-- start INPUT --

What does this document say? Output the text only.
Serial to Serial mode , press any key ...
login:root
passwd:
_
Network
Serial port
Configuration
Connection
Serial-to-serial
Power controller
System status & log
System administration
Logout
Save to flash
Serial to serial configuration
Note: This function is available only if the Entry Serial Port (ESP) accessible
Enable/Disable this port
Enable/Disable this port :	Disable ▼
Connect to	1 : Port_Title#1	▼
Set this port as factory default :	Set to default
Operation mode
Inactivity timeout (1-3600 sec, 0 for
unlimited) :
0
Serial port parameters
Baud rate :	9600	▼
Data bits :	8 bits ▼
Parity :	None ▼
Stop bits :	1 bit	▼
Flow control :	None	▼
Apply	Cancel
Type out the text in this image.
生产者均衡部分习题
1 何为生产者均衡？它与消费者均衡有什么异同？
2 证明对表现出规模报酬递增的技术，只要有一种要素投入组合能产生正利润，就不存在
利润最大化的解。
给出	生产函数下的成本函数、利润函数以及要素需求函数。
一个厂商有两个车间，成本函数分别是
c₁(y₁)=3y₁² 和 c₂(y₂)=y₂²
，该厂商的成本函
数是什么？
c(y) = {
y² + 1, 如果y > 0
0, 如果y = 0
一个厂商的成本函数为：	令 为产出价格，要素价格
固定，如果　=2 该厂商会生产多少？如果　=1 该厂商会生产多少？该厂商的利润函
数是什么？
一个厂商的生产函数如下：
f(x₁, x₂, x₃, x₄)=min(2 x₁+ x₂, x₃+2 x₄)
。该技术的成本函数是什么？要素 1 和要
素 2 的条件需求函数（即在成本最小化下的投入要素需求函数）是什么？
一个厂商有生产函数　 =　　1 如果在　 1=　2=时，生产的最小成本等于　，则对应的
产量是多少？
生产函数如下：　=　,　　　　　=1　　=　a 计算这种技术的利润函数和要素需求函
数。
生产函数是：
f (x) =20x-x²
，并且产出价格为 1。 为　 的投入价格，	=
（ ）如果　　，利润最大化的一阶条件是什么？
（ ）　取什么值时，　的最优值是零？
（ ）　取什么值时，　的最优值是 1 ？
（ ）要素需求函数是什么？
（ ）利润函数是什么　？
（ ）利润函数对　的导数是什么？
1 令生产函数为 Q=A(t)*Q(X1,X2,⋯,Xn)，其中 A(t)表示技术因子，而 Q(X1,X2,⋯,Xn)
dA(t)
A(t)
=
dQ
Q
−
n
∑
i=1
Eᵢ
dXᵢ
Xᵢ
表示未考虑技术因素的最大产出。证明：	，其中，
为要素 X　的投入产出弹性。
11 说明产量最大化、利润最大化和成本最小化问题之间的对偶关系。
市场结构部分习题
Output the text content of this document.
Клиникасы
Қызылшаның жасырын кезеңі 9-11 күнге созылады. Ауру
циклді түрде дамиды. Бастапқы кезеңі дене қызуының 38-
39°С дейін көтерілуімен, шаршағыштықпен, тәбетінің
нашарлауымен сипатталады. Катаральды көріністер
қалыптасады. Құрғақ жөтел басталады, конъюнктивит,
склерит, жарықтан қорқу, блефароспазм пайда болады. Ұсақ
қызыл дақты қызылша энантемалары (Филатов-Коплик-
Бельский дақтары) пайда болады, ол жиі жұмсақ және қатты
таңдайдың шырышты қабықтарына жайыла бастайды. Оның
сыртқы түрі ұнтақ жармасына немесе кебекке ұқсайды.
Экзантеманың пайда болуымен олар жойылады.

-- end INPUT --

▸ YOUR INSTRUCTIONS
Set down, word for word, every line from the line that holds "Output the text content of this document." to the end of the entries above, including both ends.

▸ SOLVED PROBLEM
Output the text content of this document.
Клиникасы
Қызылшаның жасырын кезеңі 9-11 күнге созылады. Ауру
циклді түрде дамиды. Бастапқы кезеңі дене қызуының 38-
39°С дейін көтерілуімен, шаршағыштықпен, тәбетінің
нашарлауымен сипатталады. Катаральды көріністер
қалыптасады. Құрғақ жөтел басталады, конъюнктивит,
склерит, жарықтан қорқу, блефароспазм пайда болады. Ұсақ
қызыл дақты қызылша энантемалары (Филатов-Коплик-
Бельский дақтары) пайда болады, ол жиі жұмсақ және қатты
таңдайдың шырышты қабықтарына жайыла бастайды. Оның
сыртқы түрі ұнтақ жармасына немесе кебекке ұқсайды.
Экзантеманың пайда болуымен олар жойылады.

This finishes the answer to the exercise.